(Stored entries)

__________________________________________________

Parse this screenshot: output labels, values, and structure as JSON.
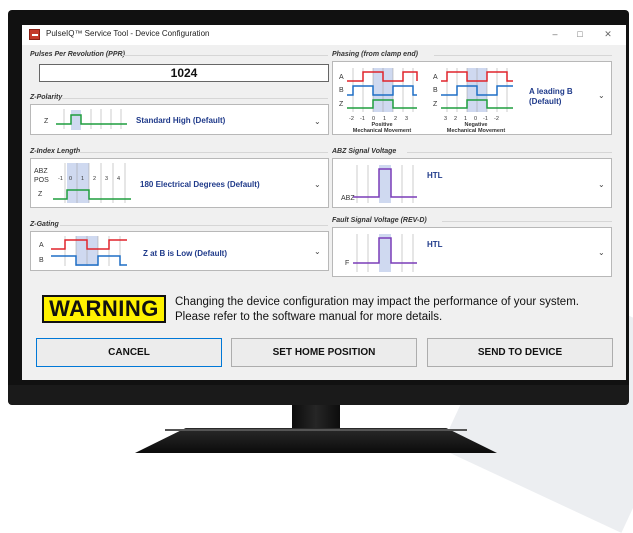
{
  "window": {
    "title": "PulseIQ™ Service Tool - Device Configuration",
    "minimize": "–",
    "maximize": "□",
    "close": "✕"
  },
  "ppr": {
    "label": "Pulses Per Revolution (PPR)",
    "value": "1024"
  },
  "z_polarity": {
    "label": "Z-Polarity",
    "signal": "Z",
    "selected": "Standard High (Default)"
  },
  "z_index_length": {
    "label": "Z-Index Length",
    "row1": "ABZ",
    "row2": "POS",
    "row3": "Z",
    "ticks": [
      "-1",
      "0",
      "1",
      "2",
      "3",
      "4"
    ],
    "selected": "180 Electrical Degrees (Default)"
  },
  "z_gating": {
    "label": "Z-Gating",
    "signals": [
      "A",
      "B"
    ],
    "selected": "Z at B is Low (Default)"
  },
  "phasing": {
    "label": "Phasing (from clamp end)",
    "signals": [
      "A",
      "B",
      "Z"
    ],
    "positive_ticks": [
      "-2",
      "-1",
      "0",
      "1",
      "2",
      "3"
    ],
    "negative_ticks": [
      "3",
      "2",
      "1",
      "0",
      "-1",
      "-2"
    ],
    "positive_caption": [
      "Positive",
      "Mechanical Movement"
    ],
    "negative_caption": [
      "Negative",
      "Mechanical Movement"
    ],
    "selected": [
      "A leading B",
      "(Default)"
    ]
  },
  "abz_voltage": {
    "label": "ABZ Signal Voltage",
    "signal": "ABZ",
    "selected": "HTL"
  },
  "fault_voltage": {
    "label": "Fault Signal Voltage (REV-D)",
    "signal": "F",
    "selected": "HTL"
  },
  "warning": {
    "badge": "WARNING",
    "line1": "Changing the device configuration may impact the performance of your system.",
    "line2": "Please refer to the software manual for more details."
  },
  "buttons": {
    "cancel": "CANCEL",
    "home": "SET HOME POSITION",
    "send": "SEND TO DEVICE"
  },
  "icons": {
    "app": "app-logo-icon",
    "dropdown": "chevron-down-icon"
  },
  "colors": {
    "a_signal": "#e0242b",
    "b_signal": "#1f6fc5",
    "z_signal": "#1e9e3e",
    "voltage_signal": "#7a3db8",
    "warning_bg": "#fff200",
    "focus_border": "#0078d7"
  }
}
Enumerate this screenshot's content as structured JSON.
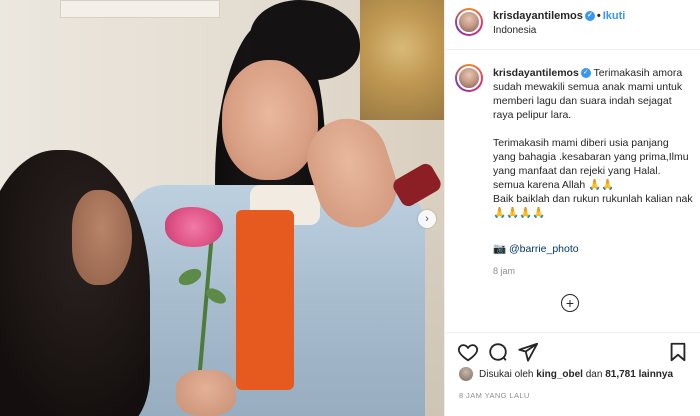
{
  "post": {
    "username": "krisdayantilemos",
    "follow_label": "Ikuti",
    "location": "Indonesia",
    "caption_text": "Terimakasih amora sudah mewakili semua anak mami untuk memberi lagu dan suara indah sejagat raya pelipur lara.\n\nTerimakasih mami diberi usia panjang yang bahagia .kesabaran yang prima,Ilmu yang manfaat dan rejeki yang Halal.\nsemua karena Allah 🙏🙏\nBaik baiklah dan rukun rukunlah kalian nak 🙏🙏🙏🙏",
    "credit": "📷 @barrie_photo",
    "time": "8 jam",
    "likes_prefix": "Disukai oleh",
    "likes_user": "king_obel",
    "likes_mid": "dan",
    "likes_count": "81,781",
    "likes_suffix": "lainnya",
    "posted_ago": "8 JAM YANG LALU",
    "add_comment_symbol": "+",
    "next_symbol": "›"
  },
  "icons": {
    "like": "heart-icon",
    "comment": "comment-icon",
    "share": "send-icon",
    "save": "bookmark-icon",
    "verified": "verified-icon",
    "next": "chevron-right-icon",
    "add": "plus-circle-icon"
  },
  "colors": {
    "link": "#3897f0",
    "text": "#262626",
    "muted": "#8e8e8e"
  }
}
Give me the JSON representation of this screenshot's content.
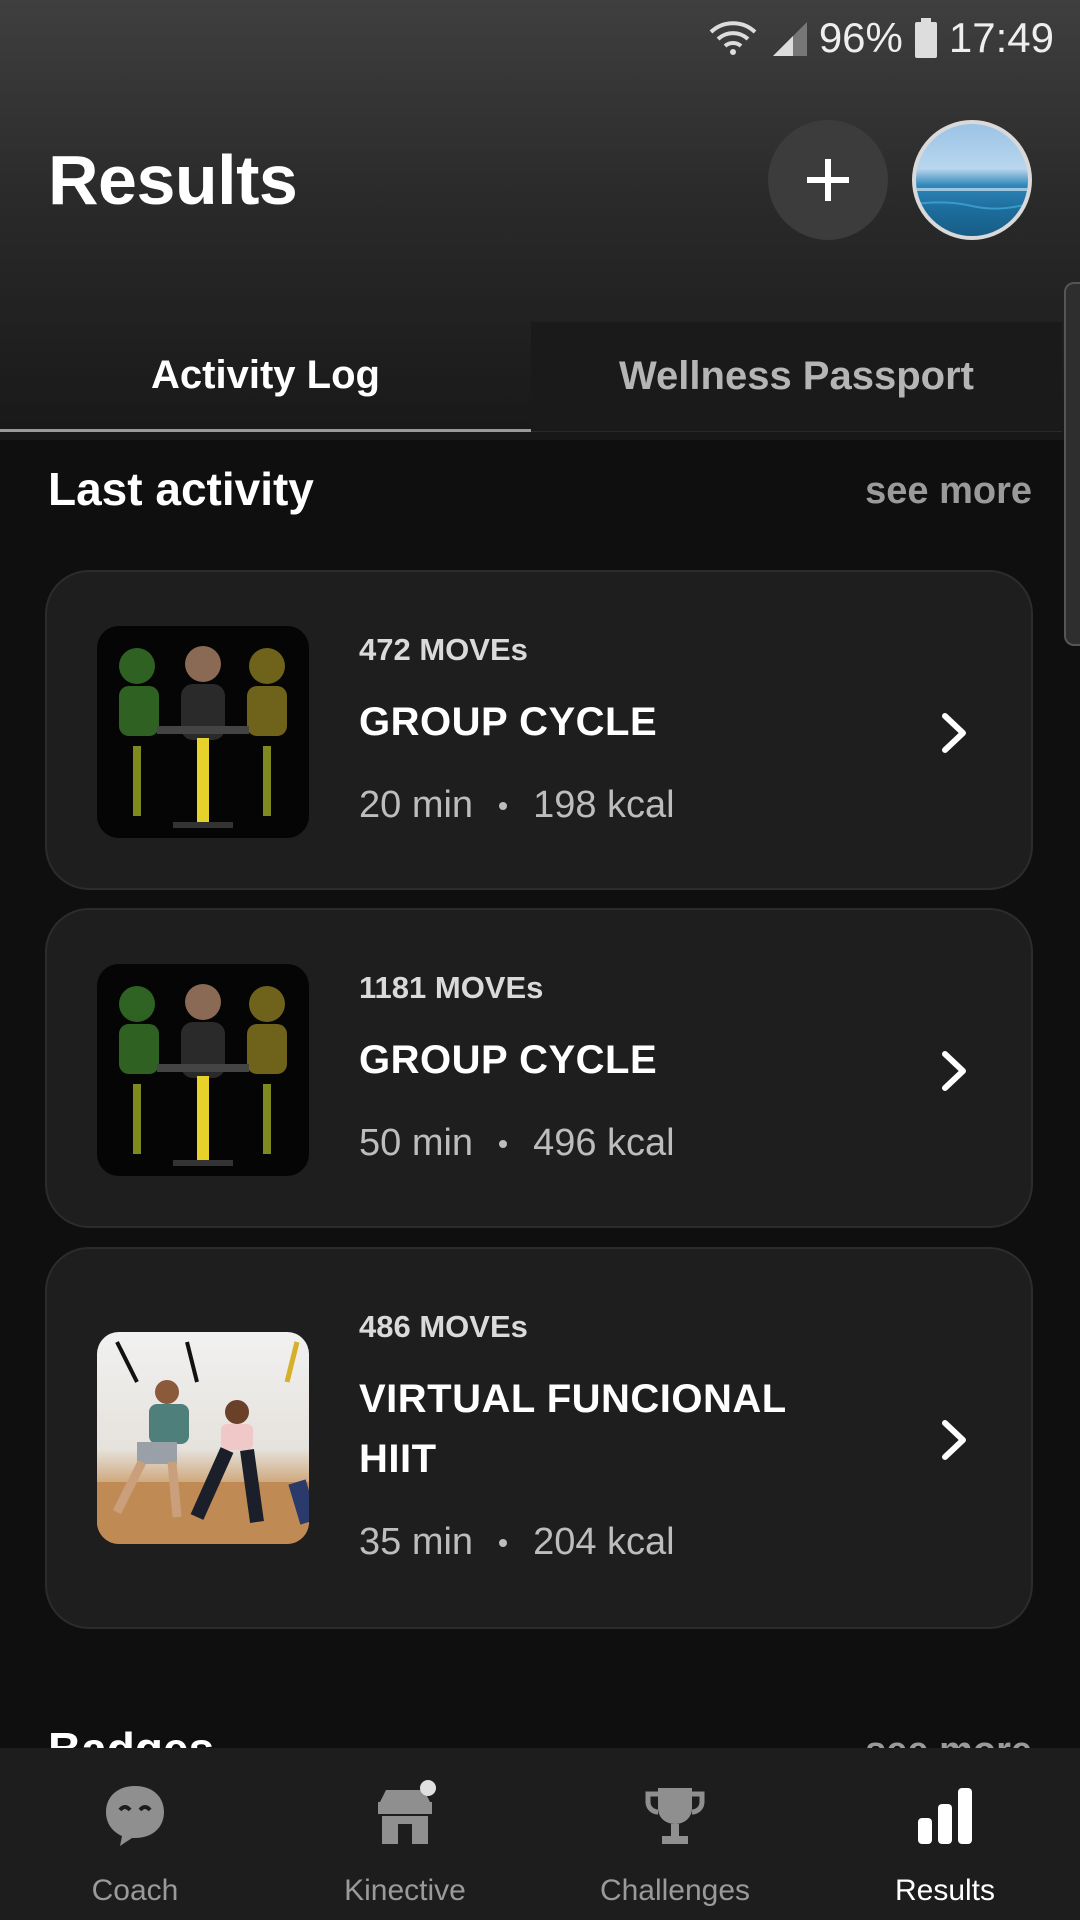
{
  "status_bar": {
    "battery": "96%",
    "time": "17:49"
  },
  "header": {
    "title": "Results"
  },
  "tabs": [
    {
      "label": "Activity Log",
      "active": true
    },
    {
      "label": "Wellness Passport",
      "active": false
    }
  ],
  "last_activity": {
    "title": "Last activity",
    "see_more": "see more",
    "items": [
      {
        "moves": "472 MOVEs",
        "name": "GROUP CYCLE",
        "duration": "20 min",
        "kcal": "198 kcal"
      },
      {
        "moves": "1181 MOVEs",
        "name": "GROUP CYCLE",
        "duration": "50 min",
        "kcal": "496 kcal"
      },
      {
        "moves": "486 MOVEs",
        "name": "VIRTUAL FUNCIONAL HIIT",
        "duration": "35 min",
        "kcal": "204 kcal"
      }
    ]
  },
  "badges": {
    "title": "Badges",
    "see_more": "see more"
  },
  "bottom_nav": [
    {
      "label": "Coach",
      "icon": "chat-face-icon"
    },
    {
      "label": "Kinective",
      "icon": "store-icon"
    },
    {
      "label": "Challenges",
      "icon": "trophy-icon"
    },
    {
      "label": "Results",
      "icon": "bar-chart-icon",
      "active": true
    }
  ]
}
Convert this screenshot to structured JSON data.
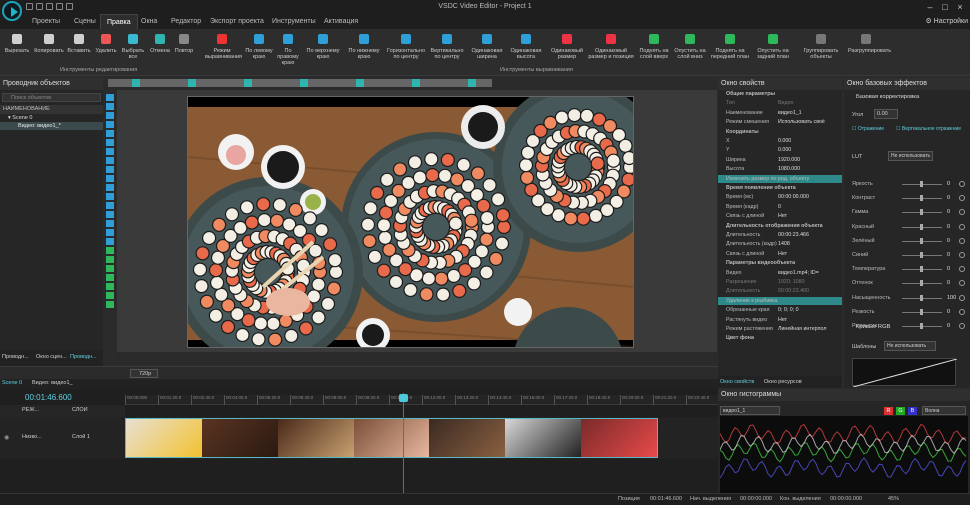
{
  "window": {
    "title": "VSDC Video Editor - Project 1",
    "settings": "Настройки"
  },
  "menu": [
    "Проекты",
    "Сцены",
    "Правка",
    "Окна",
    "Редактор",
    "Экспорт проекта",
    "Инструменты",
    "Активация"
  ],
  "ribbon": {
    "buttons": [
      "Вырезать",
      "Копировать",
      "Вставить",
      "Удалить",
      "Выбрать все",
      "Отмена",
      "Повтор",
      "Режим выравнивания",
      "По левому краю",
      "По правому краю",
      "По верхнему краю",
      "По нижнему краю",
      "Горизонтально по центру",
      "Вертикально по центру",
      "Одинаковая ширина",
      "Одинаковая высота",
      "Одинаковый размер",
      "Одинаковый размер и позиция",
      "Поднять на слой вверх",
      "Опустить на слой вниз",
      "Поднять на передний план",
      "Опустить на задний план",
      "Группировать объекты",
      "Разгруппировать"
    ],
    "groups": [
      "Инструменты редактирования",
      "Инструменты выравнивания"
    ]
  },
  "explorer": {
    "title": "Проводник объектов",
    "search": "Поиск объектов",
    "header": "НАИМЕНОВАНИЕ",
    "scene": "Scene 0",
    "item": "Видео: видео1_*",
    "tab1": "Проводн...",
    "tab2": "Окно сцен...",
    "tab3": "Проводн..."
  },
  "props": {
    "title": "Окно свойств",
    "rows": [
      {
        "k": "Общие параметры",
        "v": "",
        "t": "sect"
      },
      {
        "k": "Тип",
        "v": "Видео",
        "t": "dim"
      },
      {
        "k": "Наименование",
        "v": "видео1_1",
        "t": ""
      },
      {
        "k": "Режим смешения",
        "v": "Использовать своё",
        "t": ""
      },
      {
        "k": "Координаты",
        "v": "",
        "t": "sect"
      },
      {
        "k": "X",
        "v": "0.000",
        "t": ""
      },
      {
        "k": "Y",
        "v": "0.000",
        "t": ""
      },
      {
        "k": "Ширина",
        "v": "1920.000",
        "t": ""
      },
      {
        "k": "Высота",
        "v": "1080.000",
        "t": ""
      },
      {
        "k": "Изменить размер по род. объекту",
        "v": "",
        "t": "hl"
      },
      {
        "k": "Время появления объекта",
        "v": "",
        "t": "sect"
      },
      {
        "k": "Время (мс)",
        "v": "00:00:00.000",
        "t": ""
      },
      {
        "k": "Время (кадр)",
        "v": "0",
        "t": ""
      },
      {
        "k": "Связь с длиной",
        "v": "Нет",
        "t": ""
      },
      {
        "k": "Длительность отображения объекта",
        "v": "",
        "t": "sect"
      },
      {
        "k": "Длительность",
        "v": "00:00:23.466",
        "t": ""
      },
      {
        "k": "Длительность (кадр)",
        "v": "1408",
        "t": ""
      },
      {
        "k": "Связь с длиной",
        "v": "Нет",
        "t": ""
      },
      {
        "k": "Параметры видеообъекта",
        "v": "",
        "t": "sect"
      },
      {
        "k": "Видео",
        "v": "видео1.mp4; ID=",
        "t": ""
      },
      {
        "k": "Разрешение",
        "v": "1920; 1080",
        "t": "dim"
      },
      {
        "k": "Длительность",
        "v": "00:00:23.400",
        "t": "dim"
      },
      {
        "k": "Удаление к разбивка",
        "v": "",
        "t": "hl"
      },
      {
        "k": "Обрезанные края",
        "v": "0; 0; 0; 0",
        "t": ""
      },
      {
        "k": "Растянуть видео",
        "v": "Нет",
        "t": ""
      },
      {
        "k": "Режим растяжения",
        "v": "Линейная интерпол",
        "t": ""
      },
      {
        "k": "Цвет фона",
        "v": "",
        "t": "sect"
      }
    ],
    "tab1": "Окно свойств",
    "tab2": "Окно ресурсов"
  },
  "effects": {
    "title": "Окно базовых эффектов",
    "section": "Базовая корректировка",
    "yac": "Угол",
    "yacval": "0.00",
    "chk1": "Отражение",
    "chk2": "Вертикальное отражение",
    "lut": "LUT",
    "lutval": "Не использовать",
    "rows": [
      {
        "k": "Яркость",
        "v": "0"
      },
      {
        "k": "Контраст",
        "v": "0"
      },
      {
        "k": "Гамма",
        "v": "0"
      },
      {
        "k": "Красный",
        "v": "0"
      },
      {
        "k": "Зелёный",
        "v": "0"
      },
      {
        "k": "Синий",
        "v": "0"
      },
      {
        "k": "Температура",
        "v": "0"
      },
      {
        "k": "Оттенок",
        "v": "0"
      },
      {
        "k": "Насыщенность",
        "v": "100"
      },
      {
        "k": "Резкость",
        "v": "0"
      },
      {
        "k": "Размытие",
        "v": "0"
      }
    ],
    "curves": "Кривые RGB",
    "templates": "Шаблоны",
    "templval": "Не использовать",
    "rgb": [
      "R",
      "G",
      "B"
    ],
    "all": "Всё"
  },
  "histo": {
    "title": "Окно гистограммы",
    "src": "видео1_1",
    "mode": "Волна"
  },
  "playback": {
    "zoom": "720p"
  },
  "timeline": {
    "tab1": "Scene 0",
    "tab2": "Видео: видео1_",
    "timecode": "00:01:46.600",
    "hdr1": "РЕЖ...",
    "hdr2": "СЛОИ",
    "layername": "Слой 1",
    "track": "Низко...",
    "ticks": [
      "00:00:000",
      "00:01:20.0",
      "00:02:40.0",
      "00:04:00.0",
      "00:05:20.0",
      "00:06:40.0",
      "00:08:00.0",
      "00:09:20.0",
      "00:10:40.0",
      "00:12:00.0",
      "00:13:20.0",
      "00:14:40.0",
      "00:16:00.0",
      "00:17:20.0",
      "00:18:40.0",
      "00:20:00.0",
      "00:21:20.0",
      "00:22:40.0"
    ]
  },
  "status": {
    "pos_l": "Позиция",
    "pos": "00:01:46.600",
    "start_l": "Нач. выделения",
    "start": "00:00:00.000",
    "end_l": "Кон. выделения",
    "end": "00:00:00.000",
    "zoom": "45%"
  }
}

__________________________________________________

= Instructions for the task =
What is the number of lines in this listing that contain the word "центру"? Answer with that number and nothing else.

= Solution =
2